_WHAT NEEDS TO BE DONE:_ Extract, from the listing that follows, each line containing the word "requirements".

Saved entries:
>>>

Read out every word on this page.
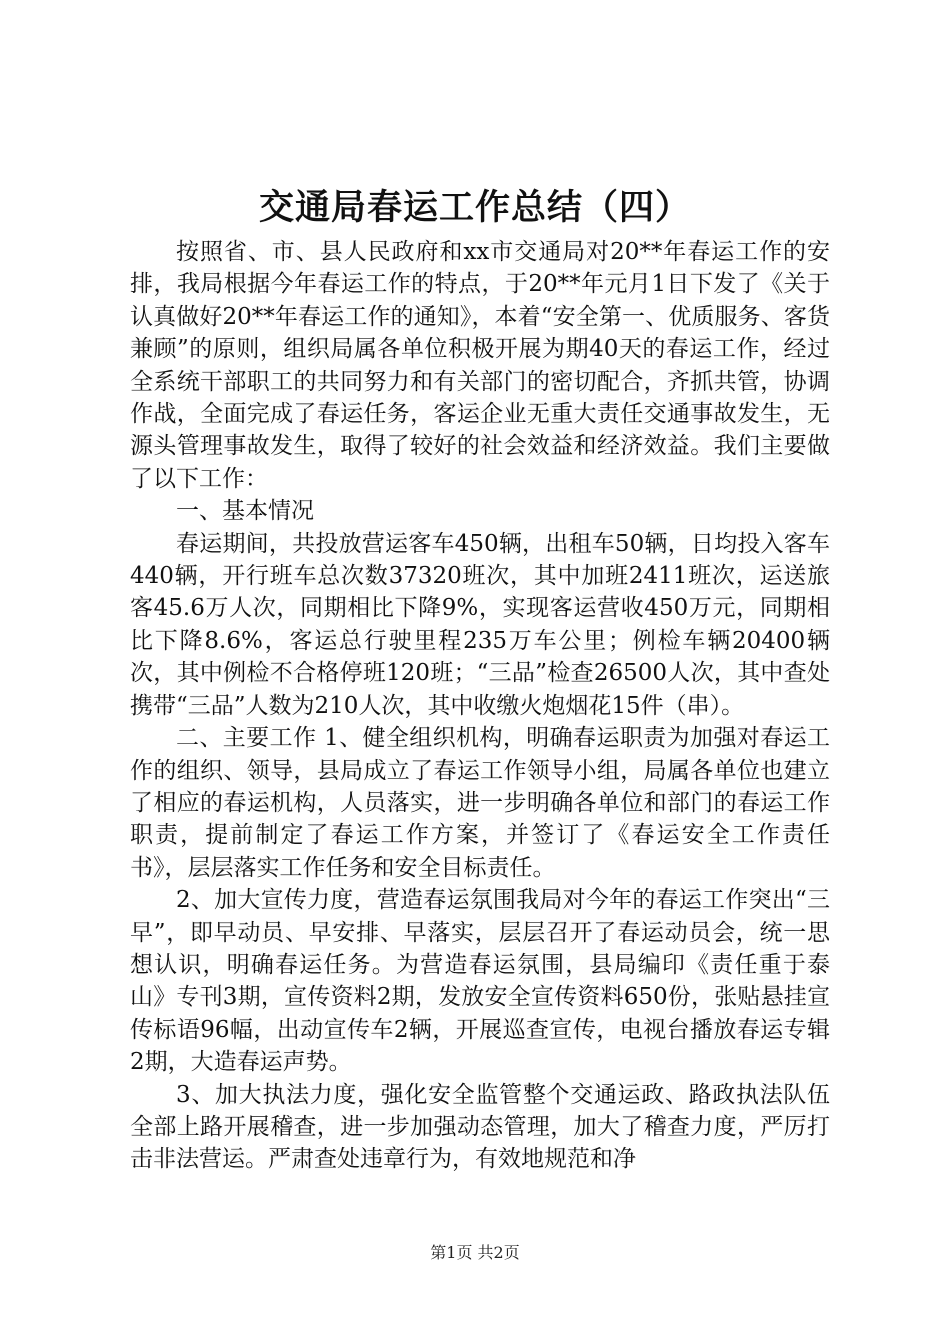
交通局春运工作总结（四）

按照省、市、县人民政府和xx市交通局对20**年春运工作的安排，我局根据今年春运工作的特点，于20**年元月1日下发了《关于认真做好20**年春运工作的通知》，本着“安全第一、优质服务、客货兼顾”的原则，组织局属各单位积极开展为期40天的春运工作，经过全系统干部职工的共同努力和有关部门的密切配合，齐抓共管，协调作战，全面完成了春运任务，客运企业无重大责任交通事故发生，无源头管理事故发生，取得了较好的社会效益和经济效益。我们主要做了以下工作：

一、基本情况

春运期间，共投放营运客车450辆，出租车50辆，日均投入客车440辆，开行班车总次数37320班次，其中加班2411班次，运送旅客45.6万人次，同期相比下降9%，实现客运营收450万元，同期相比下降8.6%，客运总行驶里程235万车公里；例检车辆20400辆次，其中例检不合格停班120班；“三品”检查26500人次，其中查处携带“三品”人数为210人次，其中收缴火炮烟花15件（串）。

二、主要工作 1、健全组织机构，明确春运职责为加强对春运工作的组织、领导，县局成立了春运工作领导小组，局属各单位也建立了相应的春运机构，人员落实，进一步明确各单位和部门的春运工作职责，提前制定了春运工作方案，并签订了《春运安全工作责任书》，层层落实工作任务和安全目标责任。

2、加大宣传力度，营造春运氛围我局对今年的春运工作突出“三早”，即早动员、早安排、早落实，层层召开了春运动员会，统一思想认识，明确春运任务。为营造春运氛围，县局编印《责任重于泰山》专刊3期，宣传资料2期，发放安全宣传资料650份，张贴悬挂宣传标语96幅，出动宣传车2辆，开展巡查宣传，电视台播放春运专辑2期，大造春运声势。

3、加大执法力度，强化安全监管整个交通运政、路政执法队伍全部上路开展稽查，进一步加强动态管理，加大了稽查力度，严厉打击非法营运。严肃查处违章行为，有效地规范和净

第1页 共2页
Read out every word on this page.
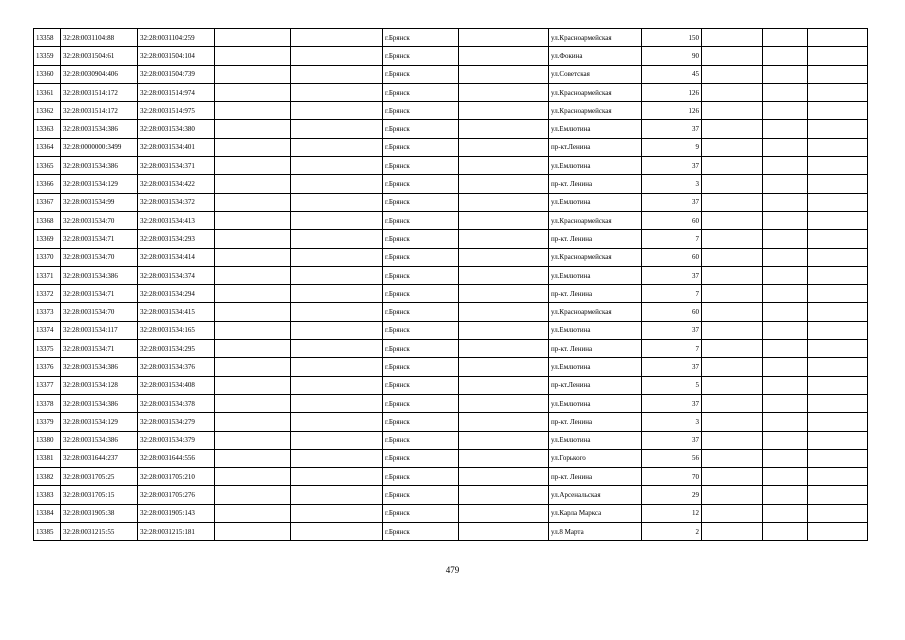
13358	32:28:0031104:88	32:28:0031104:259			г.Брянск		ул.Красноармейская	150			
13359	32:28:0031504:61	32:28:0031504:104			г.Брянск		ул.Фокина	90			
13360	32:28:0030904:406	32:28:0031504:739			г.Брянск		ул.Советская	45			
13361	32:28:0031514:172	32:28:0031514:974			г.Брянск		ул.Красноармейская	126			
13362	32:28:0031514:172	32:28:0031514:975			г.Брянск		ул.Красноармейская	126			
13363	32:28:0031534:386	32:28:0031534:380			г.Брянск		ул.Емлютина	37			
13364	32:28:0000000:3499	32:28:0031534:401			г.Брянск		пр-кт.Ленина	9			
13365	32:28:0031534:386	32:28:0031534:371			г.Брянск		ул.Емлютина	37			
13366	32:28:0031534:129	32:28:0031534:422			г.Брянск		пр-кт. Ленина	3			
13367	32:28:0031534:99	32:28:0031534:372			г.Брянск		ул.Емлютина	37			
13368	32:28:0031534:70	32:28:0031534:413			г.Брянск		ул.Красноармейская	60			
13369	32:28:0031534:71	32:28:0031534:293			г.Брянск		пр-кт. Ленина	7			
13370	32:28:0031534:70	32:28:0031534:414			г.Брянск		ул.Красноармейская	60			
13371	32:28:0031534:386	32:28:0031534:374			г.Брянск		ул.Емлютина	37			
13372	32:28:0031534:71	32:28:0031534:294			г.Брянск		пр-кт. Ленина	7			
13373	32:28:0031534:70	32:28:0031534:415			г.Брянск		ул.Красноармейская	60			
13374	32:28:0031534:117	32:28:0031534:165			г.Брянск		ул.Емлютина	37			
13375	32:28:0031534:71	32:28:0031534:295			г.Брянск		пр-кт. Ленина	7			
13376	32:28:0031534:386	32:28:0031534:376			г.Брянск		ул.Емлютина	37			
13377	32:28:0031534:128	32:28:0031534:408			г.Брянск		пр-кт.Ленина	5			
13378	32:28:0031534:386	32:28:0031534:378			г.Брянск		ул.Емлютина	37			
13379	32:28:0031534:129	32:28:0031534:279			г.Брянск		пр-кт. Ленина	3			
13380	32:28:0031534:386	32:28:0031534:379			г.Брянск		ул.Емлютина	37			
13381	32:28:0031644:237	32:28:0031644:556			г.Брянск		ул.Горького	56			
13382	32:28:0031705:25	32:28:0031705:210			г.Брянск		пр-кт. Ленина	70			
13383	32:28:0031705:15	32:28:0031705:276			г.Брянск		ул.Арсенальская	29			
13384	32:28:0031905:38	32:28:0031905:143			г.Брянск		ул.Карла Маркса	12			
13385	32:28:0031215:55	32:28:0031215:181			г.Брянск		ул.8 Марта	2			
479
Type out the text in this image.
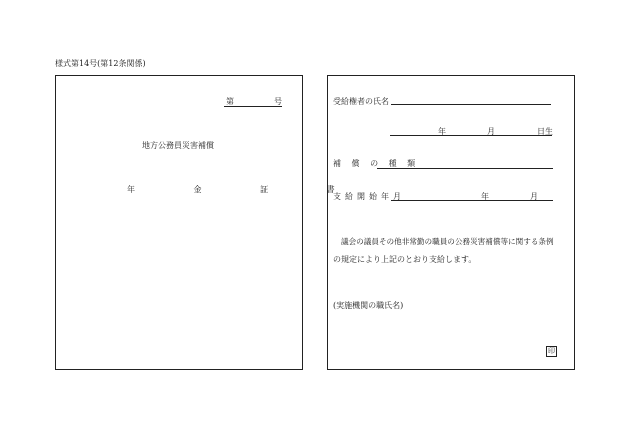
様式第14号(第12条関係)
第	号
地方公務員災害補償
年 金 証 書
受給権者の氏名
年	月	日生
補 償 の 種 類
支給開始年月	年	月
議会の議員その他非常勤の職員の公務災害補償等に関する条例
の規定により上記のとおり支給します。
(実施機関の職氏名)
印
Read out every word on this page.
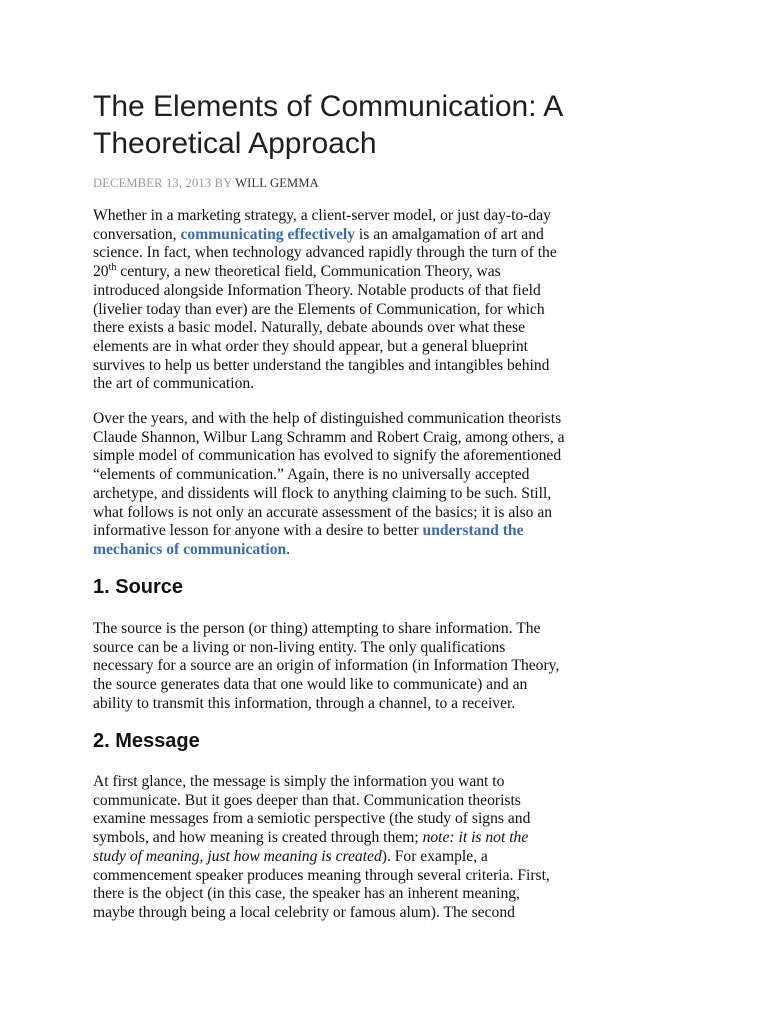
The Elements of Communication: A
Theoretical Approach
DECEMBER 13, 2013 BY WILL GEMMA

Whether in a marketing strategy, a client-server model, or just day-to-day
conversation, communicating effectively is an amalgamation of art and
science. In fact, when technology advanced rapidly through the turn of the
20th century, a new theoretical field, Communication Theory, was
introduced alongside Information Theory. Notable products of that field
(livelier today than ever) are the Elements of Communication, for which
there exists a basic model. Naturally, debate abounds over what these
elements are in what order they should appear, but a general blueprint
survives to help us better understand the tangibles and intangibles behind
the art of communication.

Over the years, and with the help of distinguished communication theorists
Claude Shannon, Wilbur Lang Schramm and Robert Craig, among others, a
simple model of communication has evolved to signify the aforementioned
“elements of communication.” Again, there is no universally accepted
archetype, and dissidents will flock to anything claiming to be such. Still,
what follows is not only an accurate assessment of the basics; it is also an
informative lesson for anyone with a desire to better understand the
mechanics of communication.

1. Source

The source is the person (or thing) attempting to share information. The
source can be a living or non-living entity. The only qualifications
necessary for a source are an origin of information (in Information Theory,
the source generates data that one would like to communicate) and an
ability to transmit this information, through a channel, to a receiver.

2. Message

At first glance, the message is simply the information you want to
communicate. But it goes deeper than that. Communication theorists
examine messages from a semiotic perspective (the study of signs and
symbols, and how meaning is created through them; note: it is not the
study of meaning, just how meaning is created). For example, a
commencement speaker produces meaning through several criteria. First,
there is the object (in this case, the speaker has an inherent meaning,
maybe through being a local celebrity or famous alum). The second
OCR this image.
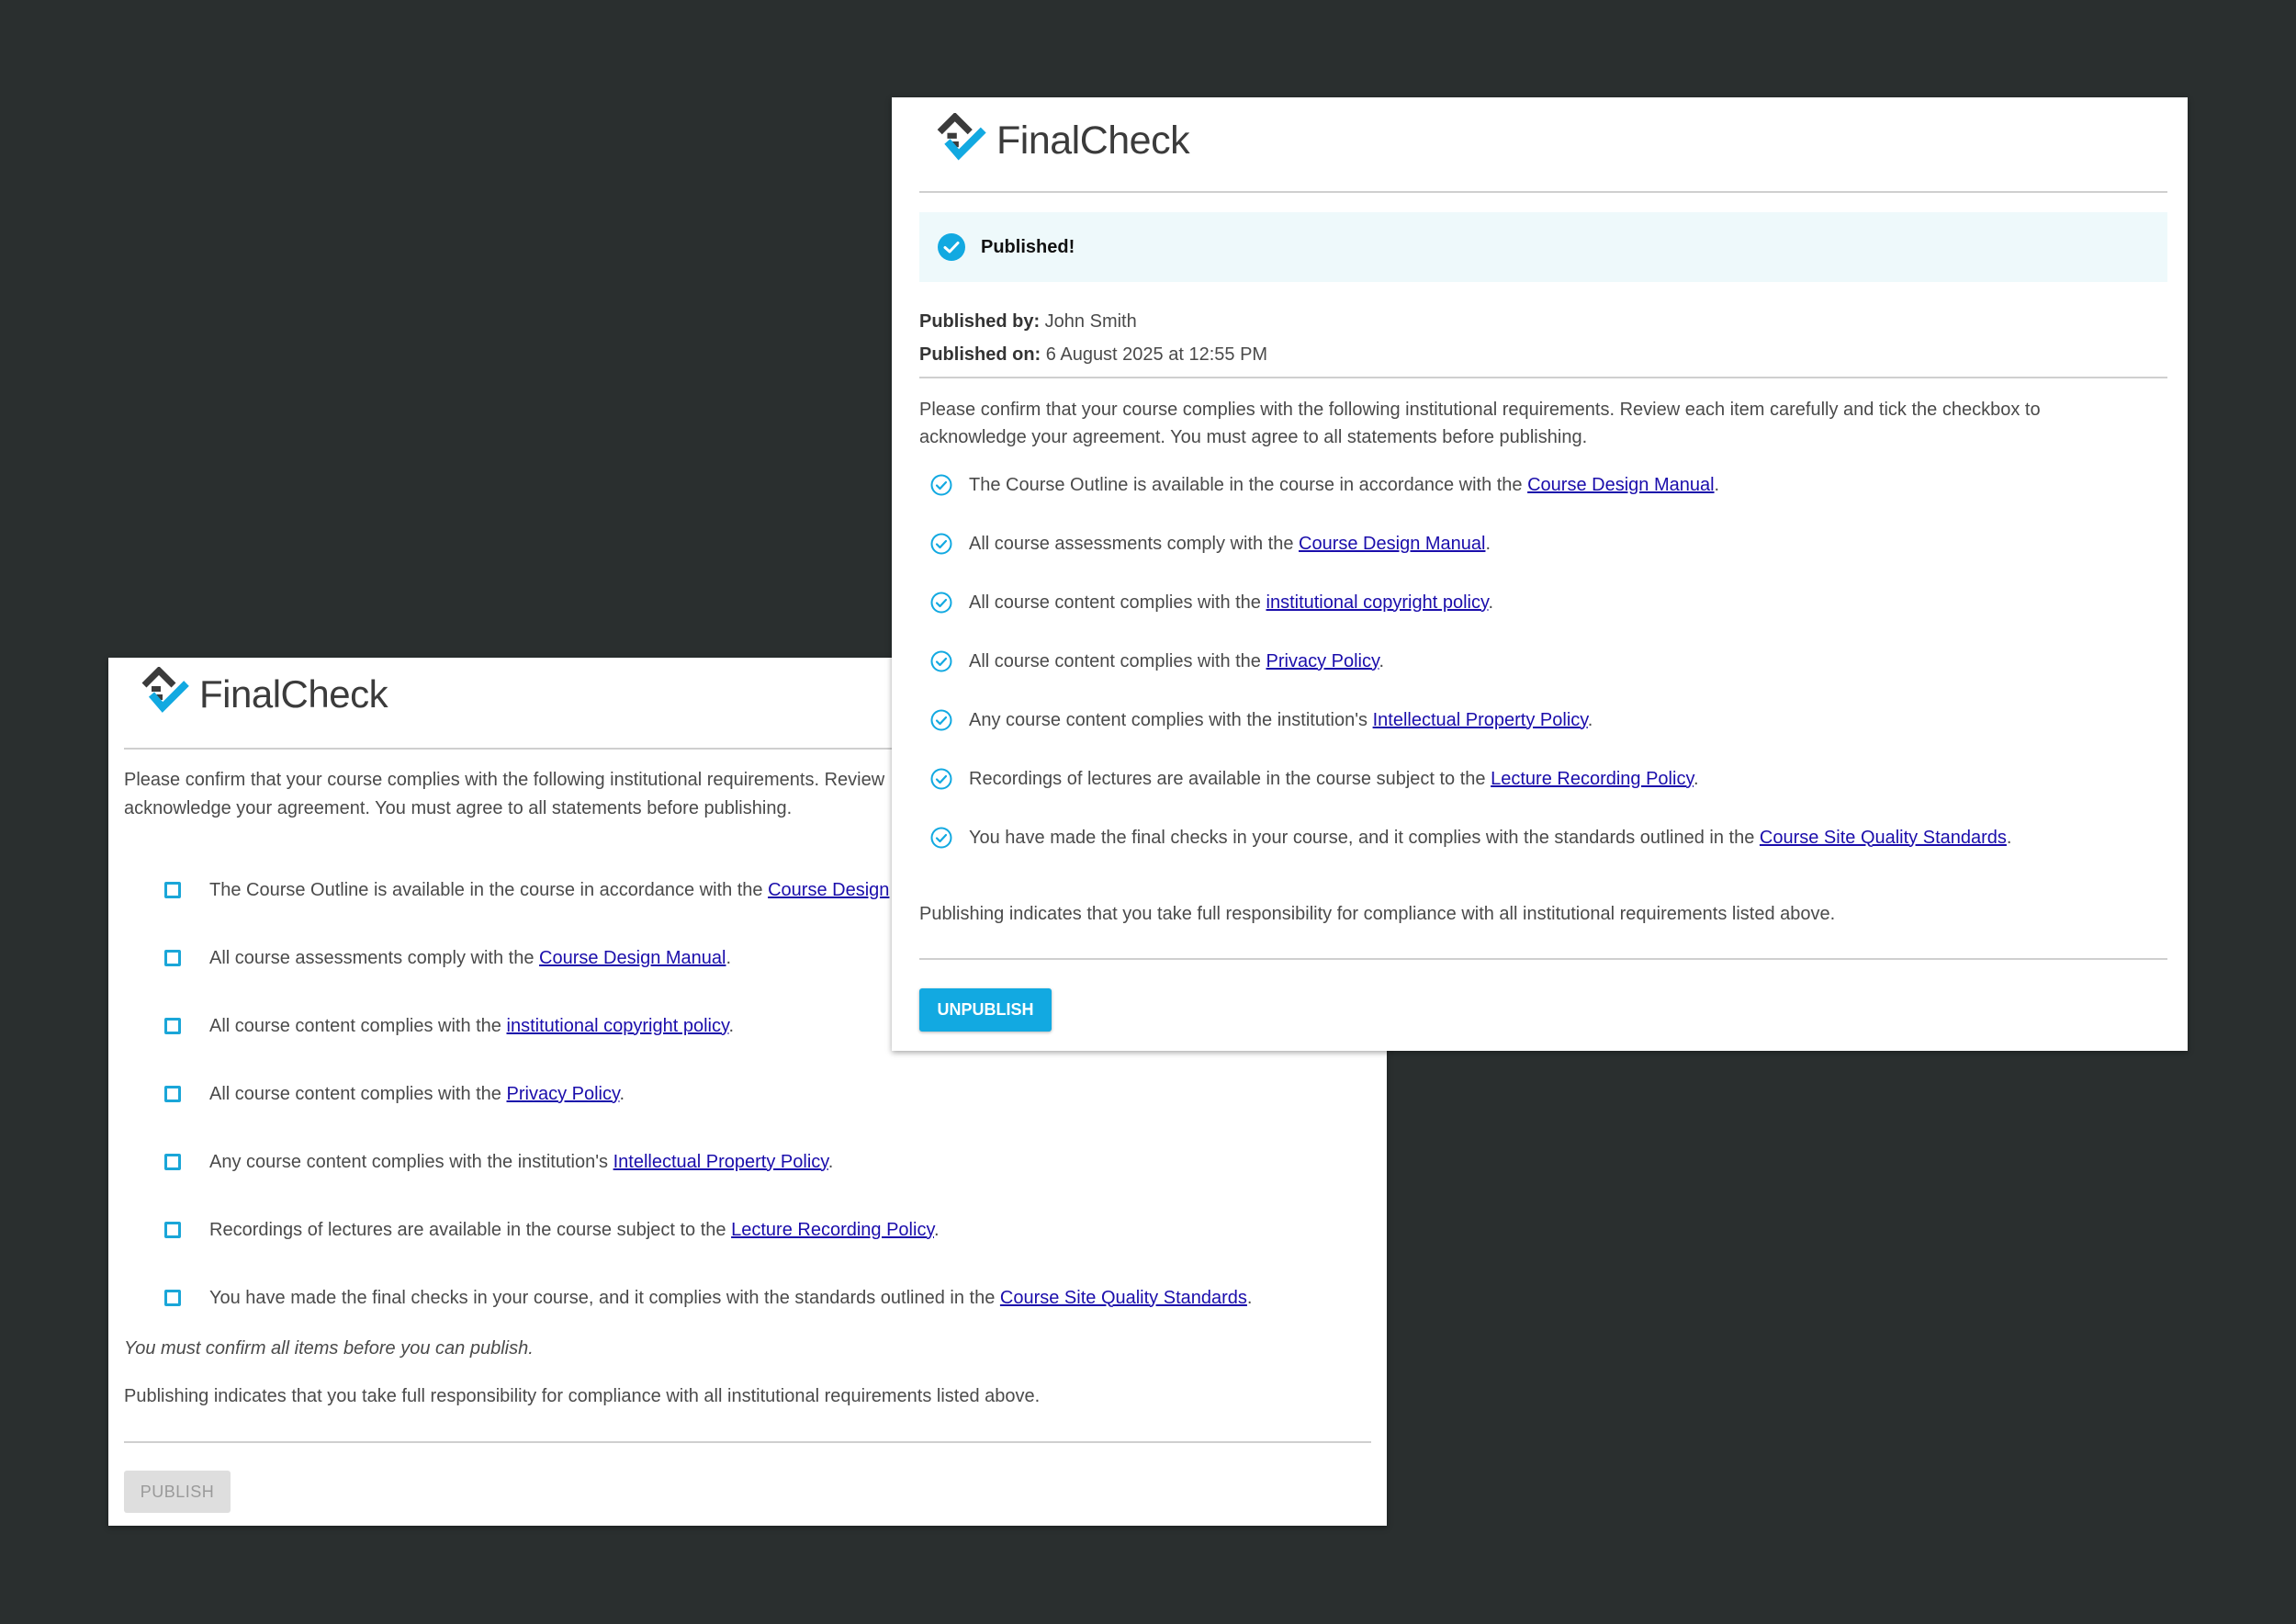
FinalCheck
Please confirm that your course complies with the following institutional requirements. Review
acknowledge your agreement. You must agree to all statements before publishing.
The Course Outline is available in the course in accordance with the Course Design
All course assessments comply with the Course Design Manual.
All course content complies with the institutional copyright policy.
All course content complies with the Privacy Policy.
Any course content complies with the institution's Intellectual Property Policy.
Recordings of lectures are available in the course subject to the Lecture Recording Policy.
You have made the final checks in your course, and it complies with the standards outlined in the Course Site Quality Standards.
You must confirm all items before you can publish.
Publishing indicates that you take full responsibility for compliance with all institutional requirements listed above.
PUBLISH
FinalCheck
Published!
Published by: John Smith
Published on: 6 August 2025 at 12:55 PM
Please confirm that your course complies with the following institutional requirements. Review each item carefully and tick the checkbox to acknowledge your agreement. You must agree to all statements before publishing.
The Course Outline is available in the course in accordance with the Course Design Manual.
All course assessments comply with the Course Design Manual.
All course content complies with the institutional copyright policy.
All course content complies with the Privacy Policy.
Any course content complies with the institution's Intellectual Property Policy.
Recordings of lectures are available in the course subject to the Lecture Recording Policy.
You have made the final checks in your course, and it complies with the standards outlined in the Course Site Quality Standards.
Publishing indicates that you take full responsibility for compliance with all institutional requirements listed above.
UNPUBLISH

<<<

_CORRECT ANSWER:_
Please confirm that your course complies with the following institutional requirements. Review
Publishing indicates that you take full responsibility for compliance with all institutional requirements listed above.
Please confirm that your course complies with the following institutional requirements. Review each item carefully and tick the checkbox to acknowledge your agreement. You must agree to all statements before publishing.
Publishing indicates that you take full responsibility for compliance with all institutional requirements listed above.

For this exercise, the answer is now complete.